BEGIN Supplied data

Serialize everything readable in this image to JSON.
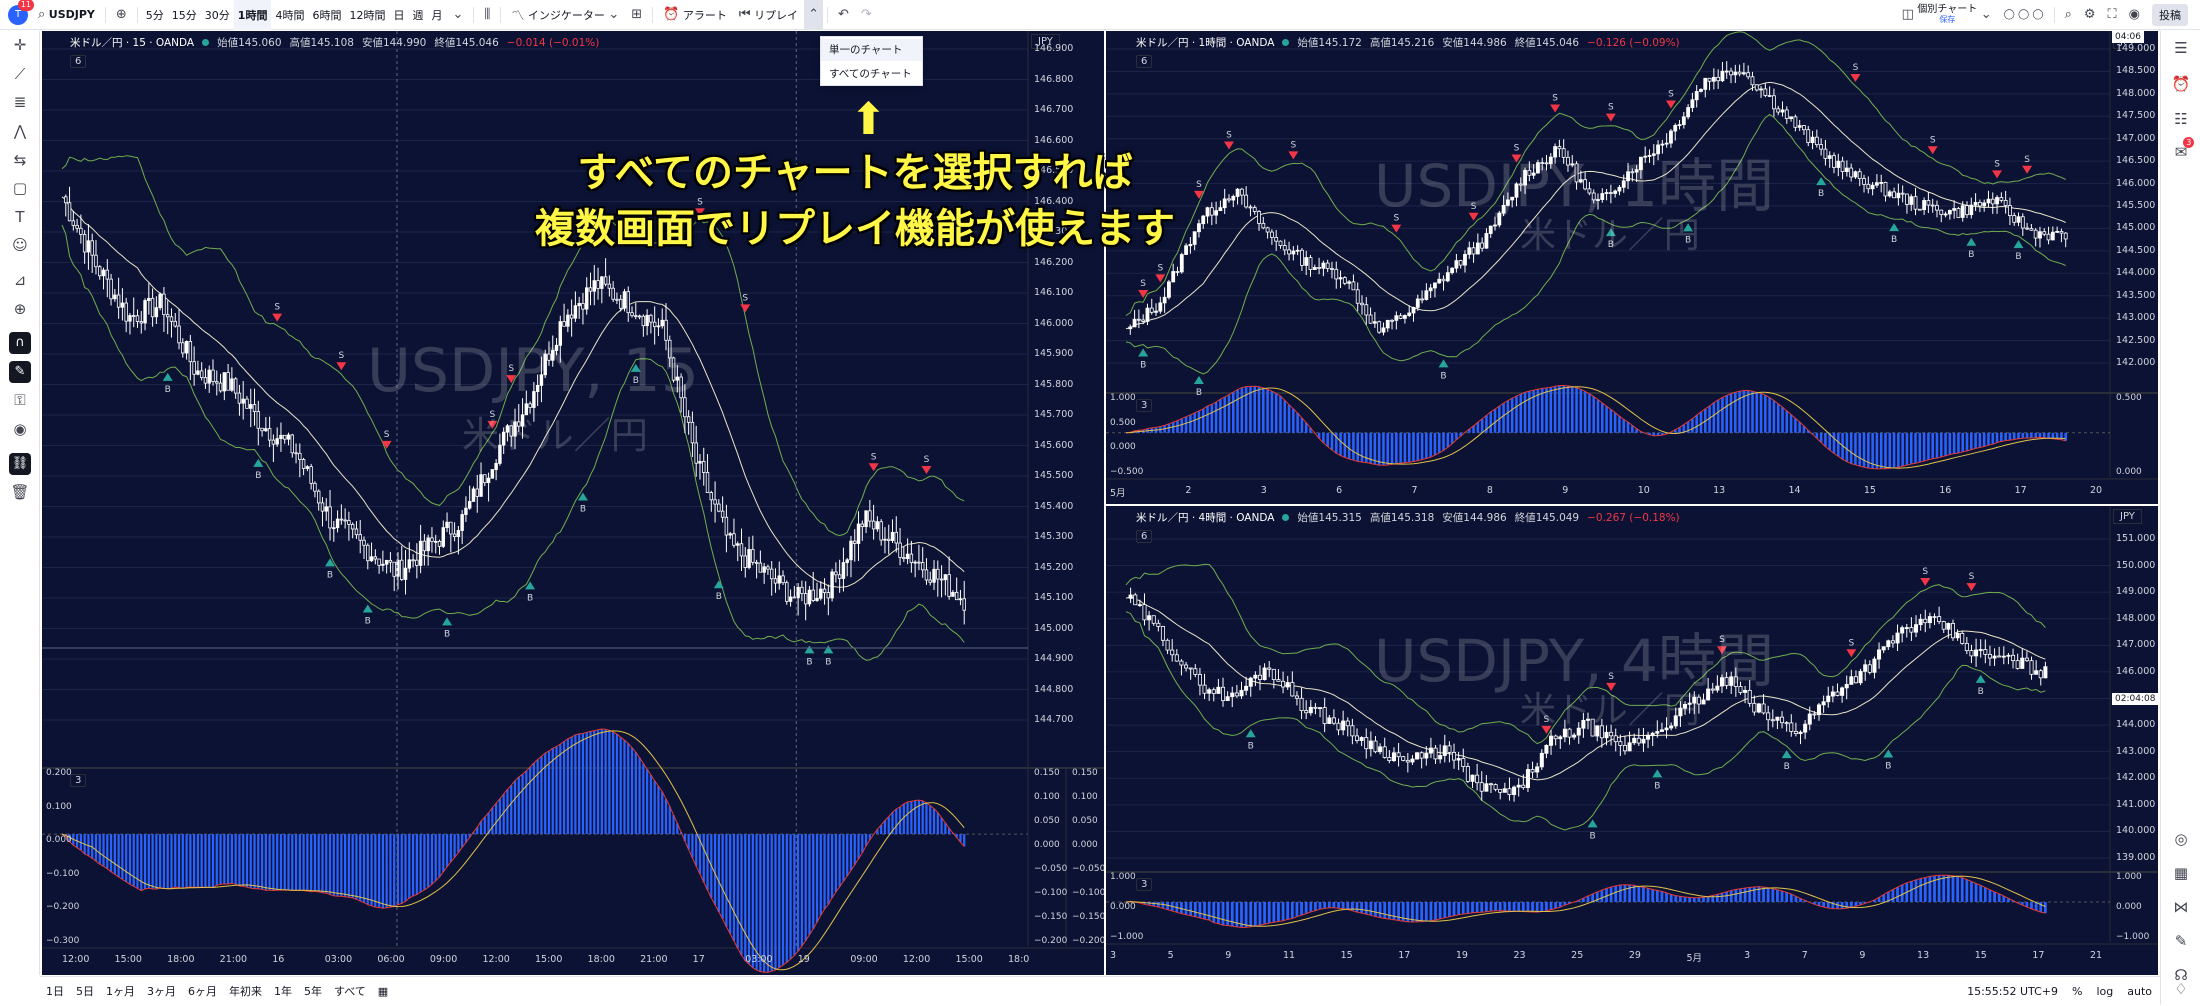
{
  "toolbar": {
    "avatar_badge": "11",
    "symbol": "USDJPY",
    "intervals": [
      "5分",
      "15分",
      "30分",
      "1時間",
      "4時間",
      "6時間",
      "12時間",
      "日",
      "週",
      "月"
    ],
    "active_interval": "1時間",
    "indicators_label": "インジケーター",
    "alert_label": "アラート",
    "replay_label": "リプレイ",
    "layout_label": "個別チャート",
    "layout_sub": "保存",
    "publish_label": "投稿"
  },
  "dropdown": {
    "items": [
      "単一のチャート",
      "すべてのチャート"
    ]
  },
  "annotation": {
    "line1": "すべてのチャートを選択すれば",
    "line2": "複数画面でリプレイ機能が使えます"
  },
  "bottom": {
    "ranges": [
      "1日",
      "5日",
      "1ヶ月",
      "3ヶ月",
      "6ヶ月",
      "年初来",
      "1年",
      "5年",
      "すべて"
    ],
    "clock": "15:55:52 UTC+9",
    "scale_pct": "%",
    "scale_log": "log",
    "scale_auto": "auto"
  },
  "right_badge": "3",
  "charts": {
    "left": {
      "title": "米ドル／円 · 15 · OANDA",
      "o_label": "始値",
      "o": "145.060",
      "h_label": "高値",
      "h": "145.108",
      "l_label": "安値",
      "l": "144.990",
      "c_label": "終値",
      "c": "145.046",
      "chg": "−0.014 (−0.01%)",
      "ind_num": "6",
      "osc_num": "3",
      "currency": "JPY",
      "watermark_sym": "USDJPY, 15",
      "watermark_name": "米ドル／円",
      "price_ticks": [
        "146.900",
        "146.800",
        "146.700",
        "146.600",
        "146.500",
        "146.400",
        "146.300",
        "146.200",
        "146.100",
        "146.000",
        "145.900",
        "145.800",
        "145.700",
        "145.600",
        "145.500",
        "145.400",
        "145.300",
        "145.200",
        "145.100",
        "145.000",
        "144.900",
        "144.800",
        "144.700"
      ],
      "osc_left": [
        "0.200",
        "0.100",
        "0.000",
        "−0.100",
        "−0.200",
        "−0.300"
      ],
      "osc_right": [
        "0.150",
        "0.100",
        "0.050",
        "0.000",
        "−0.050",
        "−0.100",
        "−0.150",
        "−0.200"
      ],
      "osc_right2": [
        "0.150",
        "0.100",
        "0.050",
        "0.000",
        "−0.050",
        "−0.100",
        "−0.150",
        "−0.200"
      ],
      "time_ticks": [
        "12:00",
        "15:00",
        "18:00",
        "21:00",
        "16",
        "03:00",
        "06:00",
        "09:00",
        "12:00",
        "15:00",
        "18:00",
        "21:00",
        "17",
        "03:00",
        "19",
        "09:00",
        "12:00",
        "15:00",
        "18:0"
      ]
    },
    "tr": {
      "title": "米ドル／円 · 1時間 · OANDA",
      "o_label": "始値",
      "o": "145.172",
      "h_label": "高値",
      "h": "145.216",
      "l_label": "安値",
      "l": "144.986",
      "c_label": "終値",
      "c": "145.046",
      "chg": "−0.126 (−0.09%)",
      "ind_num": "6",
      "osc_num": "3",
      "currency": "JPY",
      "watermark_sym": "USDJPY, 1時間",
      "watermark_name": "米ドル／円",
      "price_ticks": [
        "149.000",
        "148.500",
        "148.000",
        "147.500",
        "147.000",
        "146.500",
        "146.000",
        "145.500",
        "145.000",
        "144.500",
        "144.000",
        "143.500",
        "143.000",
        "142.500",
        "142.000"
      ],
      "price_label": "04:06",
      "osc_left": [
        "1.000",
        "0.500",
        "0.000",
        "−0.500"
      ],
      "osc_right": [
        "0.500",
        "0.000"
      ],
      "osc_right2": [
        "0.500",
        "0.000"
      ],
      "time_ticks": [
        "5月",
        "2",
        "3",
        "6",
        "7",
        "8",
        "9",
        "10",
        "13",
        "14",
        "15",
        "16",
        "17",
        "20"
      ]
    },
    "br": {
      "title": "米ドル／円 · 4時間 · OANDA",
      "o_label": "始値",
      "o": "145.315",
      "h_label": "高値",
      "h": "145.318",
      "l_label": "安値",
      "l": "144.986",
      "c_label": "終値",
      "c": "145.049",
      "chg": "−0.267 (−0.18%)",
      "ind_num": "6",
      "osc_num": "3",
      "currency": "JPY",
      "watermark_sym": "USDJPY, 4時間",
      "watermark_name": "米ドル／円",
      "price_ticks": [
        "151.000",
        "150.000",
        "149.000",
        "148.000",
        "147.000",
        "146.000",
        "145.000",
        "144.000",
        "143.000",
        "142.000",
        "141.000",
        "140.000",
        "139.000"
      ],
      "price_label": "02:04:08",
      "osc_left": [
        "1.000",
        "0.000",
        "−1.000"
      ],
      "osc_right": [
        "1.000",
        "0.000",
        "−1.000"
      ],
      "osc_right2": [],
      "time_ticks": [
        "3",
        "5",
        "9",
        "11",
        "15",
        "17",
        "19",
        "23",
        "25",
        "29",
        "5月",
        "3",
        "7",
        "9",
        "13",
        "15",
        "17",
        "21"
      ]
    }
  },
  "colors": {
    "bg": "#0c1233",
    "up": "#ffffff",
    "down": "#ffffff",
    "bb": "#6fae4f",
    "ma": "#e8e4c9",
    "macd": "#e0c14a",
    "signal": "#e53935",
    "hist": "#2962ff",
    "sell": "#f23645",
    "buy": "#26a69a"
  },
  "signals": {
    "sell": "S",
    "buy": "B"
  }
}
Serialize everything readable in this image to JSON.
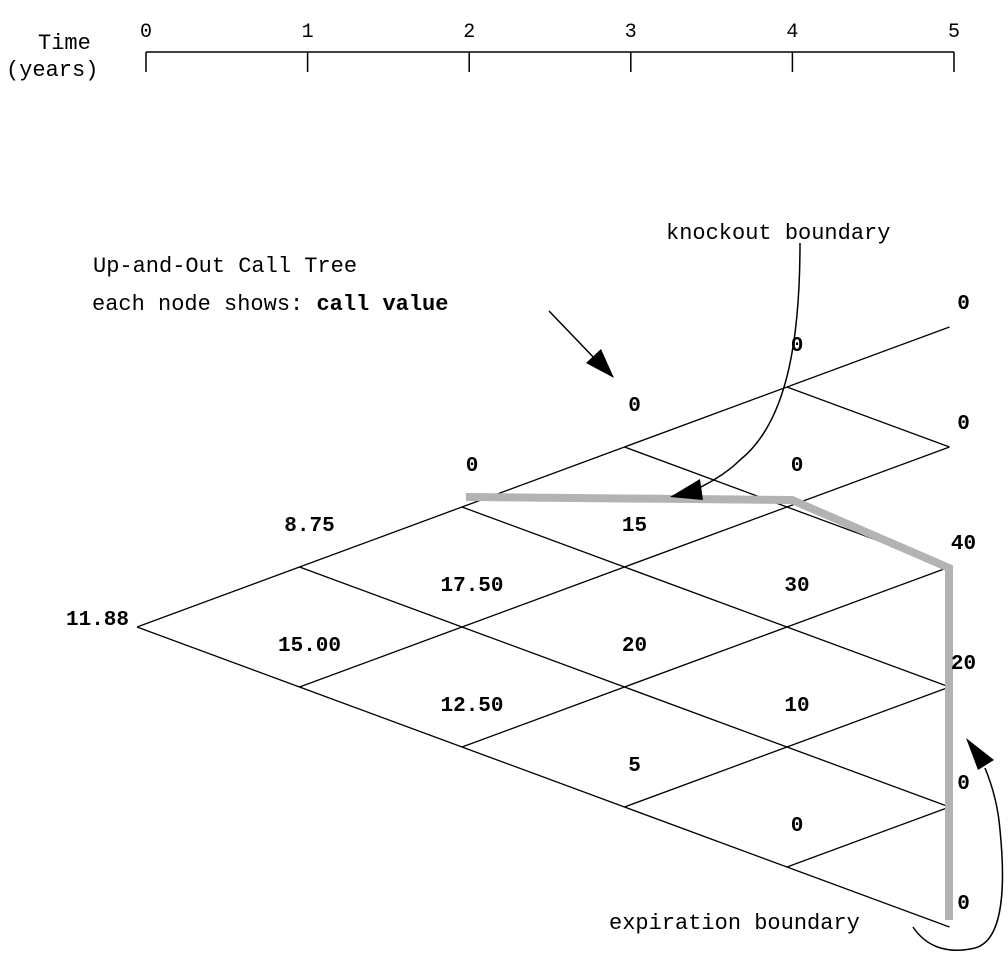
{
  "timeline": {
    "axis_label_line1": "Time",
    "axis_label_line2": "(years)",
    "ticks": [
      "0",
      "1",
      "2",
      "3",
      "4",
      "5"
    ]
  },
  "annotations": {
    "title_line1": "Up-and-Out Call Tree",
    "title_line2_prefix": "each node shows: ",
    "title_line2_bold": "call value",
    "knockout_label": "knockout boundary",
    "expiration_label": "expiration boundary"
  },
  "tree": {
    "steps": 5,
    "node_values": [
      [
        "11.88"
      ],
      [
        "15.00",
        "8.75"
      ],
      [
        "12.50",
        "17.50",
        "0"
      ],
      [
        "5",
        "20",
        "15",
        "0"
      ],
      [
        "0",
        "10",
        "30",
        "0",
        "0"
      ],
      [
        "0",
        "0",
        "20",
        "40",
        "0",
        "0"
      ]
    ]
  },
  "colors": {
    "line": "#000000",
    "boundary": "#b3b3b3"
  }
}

END Supplied data

Given request: Repeat the lines above exactly, and keep every picture out.

Full solution:
Serialize everything readable in this image to JSON.
{
  "toolbar": {
    "avatar_badge": "11",
    "symbol": "USDJPY",
    "intervals": [
      "5分",
      "15分",
      "30分",
      "1時間",
      "4時間",
      "6時間",
      "12時間",
      "日",
      "週",
      "月"
    ],
    "active_interval": "1時間",
    "indicators_label": "インジケーター",
    "alert_label": "アラート",
    "replay_label": "リプレイ",
    "layout_label": "個別チャート",
    "layout_sub": "保存",
    "publish_label": "投稿"
  },
  "dropdown": {
    "items": [
      "単一のチャート",
      "すべてのチャート"
    ]
  },
  "annotation": {
    "line1": "すべてのチャートを選択すれば",
    "line2": "複数画面でリプレイ機能が使えます"
  },
  "bottom": {
    "ranges": [
      "1日",
      "5日",
      "1ヶ月",
      "3ヶ月",
      "6ヶ月",
      "年初来",
      "1年",
      "5年",
      "すべて"
    ],
    "clock": "15:55:52 UTC+9",
    "scale_pct": "%",
    "scale_log": "log",
    "scale_auto": "auto"
  },
  "right_badge": "3",
  "charts": {
    "left": {
      "title": "米ドル／円 · 15 · OANDA",
      "o_label": "始値",
      "o": "145.060",
      "h_label": "高値",
      "h": "145.108",
      "l_label": "安値",
      "l": "144.990",
      "c_label": "終値",
      "c": "145.046",
      "chg": "−0.014 (−0.01%)",
      "ind_num": "6",
      "osc_num": "3",
      "currency": "JPY",
      "watermark_sym": "USDJPY, 15",
      "watermark_name": "米ドル／円",
      "price_ticks": [
        "146.900",
        "146.800",
        "146.700",
        "146.600",
        "146.500",
        "146.400",
        "146.300",
        "146.200",
        "146.100",
        "146.000",
        "145.900",
        "145.800",
        "145.700",
        "145.600",
        "145.500",
        "145.400",
        "145.300",
        "145.200",
        "145.100",
        "145.000",
        "144.900",
        "144.800",
        "144.700"
      ],
      "osc_left": [
        "0.200",
        "0.100",
        "0.000",
        "−0.100",
        "−0.200",
        "−0.300"
      ],
      "osc_right": [
        "0.150",
        "0.100",
        "0.050",
        "0.000",
        "−0.050",
        "−0.100",
        "−0.150",
        "−0.200"
      ],
      "osc_right2": [
        "0.150",
        "0.100",
        "0.050",
        "0.000",
        "−0.050",
        "−0.100",
        "−0.150",
        "−0.200"
      ],
      "time_ticks": [
        "12:00",
        "15:00",
        "18:00",
        "21:00",
        "16",
        "03:00",
        "06:00",
        "09:00",
        "12:00",
        "15:00",
        "18:00",
        "21:00",
        "17",
        "03:00",
        "19",
        "09:00",
        "12:00",
        "15:00",
        "18:0"
      ]
    },
    "tr": {
      "title": "米ドル／円 · 1時間 · OANDA",
      "o_label": "始値",
      "o": "145.172",
      "h_label": "高値",
      "h": "145.216",
      "l_label": "安値",
      "l": "144.986",
      "c_label": "終値",
      "c": "145.046",
      "chg": "−0.126 (−0.09%)",
      "ind_num": "6",
      "osc_num": "3",
      "currency": "JPY",
      "watermark_sym": "USDJPY, 1時間",
      "watermark_name": "米ドル／円",
      "price_ticks": [
        "149.000",
        "148.500",
        "148.000",
        "147.500",
        "147.000",
        "146.500",
        "146.000",
        "145.500",
        "145.000",
        "144.500",
        "144.000",
        "143.500",
        "143.000",
        "142.500",
        "142.000"
      ],
      "price_label": "04:06",
      "osc_left": [
        "1.000",
        "0.500",
        "0.000",
        "−0.500"
      ],
      "osc_right": [
        "0.500",
        "0.000"
      ],
      "osc_right2": [
        "0.500",
        "0.000"
      ],
      "time_ticks": [
        "5月",
        "2",
        "3",
        "6",
        "7",
        "8",
        "9",
        "10",
        "13",
        "14",
        "15",
        "16",
        "17",
        "20"
      ]
    },
    "br": {
      "title": "米ドル／円 · 4時間 · OANDA",
      "o_label": "始値",
      "o": "145.315",
      "h_label": "高値",
      "h": "145.318",
      "l_label": "安値",
      "l": "144.986",
      "c_label": "終値",
      "c": "145.049",
      "chg": "−0.267 (−0.18%)",
      "ind_num": "6",
      "osc_num": "3",
      "currency": "JPY",
      "watermark_sym": "USDJPY, 4時間",
      "watermark_name": "米ドル／円",
      "price_ticks": [
        "151.000",
        "150.000",
        "149.000",
        "148.000",
        "147.000",
        "146.000",
        "145.000",
        "144.000",
        "143.000",
        "142.000",
        "141.000",
        "140.000",
        "139.000"
      ],
      "price_label": "02:04:08",
      "osc_left": [
        "1.000",
        "0.000",
        "−1.000"
      ],
      "osc_right": [
        "1.000",
        "0.000",
        "−1.000"
      ],
      "osc_right2": [],
      "time_ticks": [
        "3",
        "5",
        "9",
        "11",
        "15",
        "17",
        "19",
        "23",
        "25",
        "29",
        "5月",
        "3",
        "7",
        "9",
        "13",
        "15",
        "17",
        "21"
      ]
    }
  },
  "colors": {
    "bg": "#0c1233",
    "up": "#ffffff",
    "down": "#ffffff",
    "bb": "#6fae4f",
    "ma": "#e8e4c9",
    "macd": "#e0c14a",
    "signal": "#e53935",
    "hist": "#2962ff",
    "sell": "#f23645",
    "buy": "#26a69a"
  },
  "signals": {
    "sell": "S",
    "buy": "B"
  }
}
Serialize everything readable in this image to JSON.
{
  "timeline": {
    "axis_label_line1": "Time",
    "axis_label_line2": "(years)",
    "ticks": [
      "0",
      "1",
      "2",
      "3",
      "4",
      "5"
    ]
  },
  "annotations": {
    "title_line1": "Up-and-Out Call Tree",
    "title_line2_prefix": "each node shows: ",
    "title_line2_bold": "call value",
    "knockout_label": "knockout boundary",
    "expiration_label": "expiration boundary"
  },
  "tree": {
    "steps": 5,
    "node_values": [
      [
        "11.88"
      ],
      [
        "15.00",
        "8.75"
      ],
      [
        "12.50",
        "17.50",
        "0"
      ],
      [
        "5",
        "20",
        "15",
        "0"
      ],
      [
        "0",
        "10",
        "30",
        "0",
        "0"
      ],
      [
        "0",
        "0",
        "20",
        "40",
        "0",
        "0"
      ]
    ]
  },
  "colors": {
    "line": "#000000",
    "boundary": "#b3b3b3"
  }
}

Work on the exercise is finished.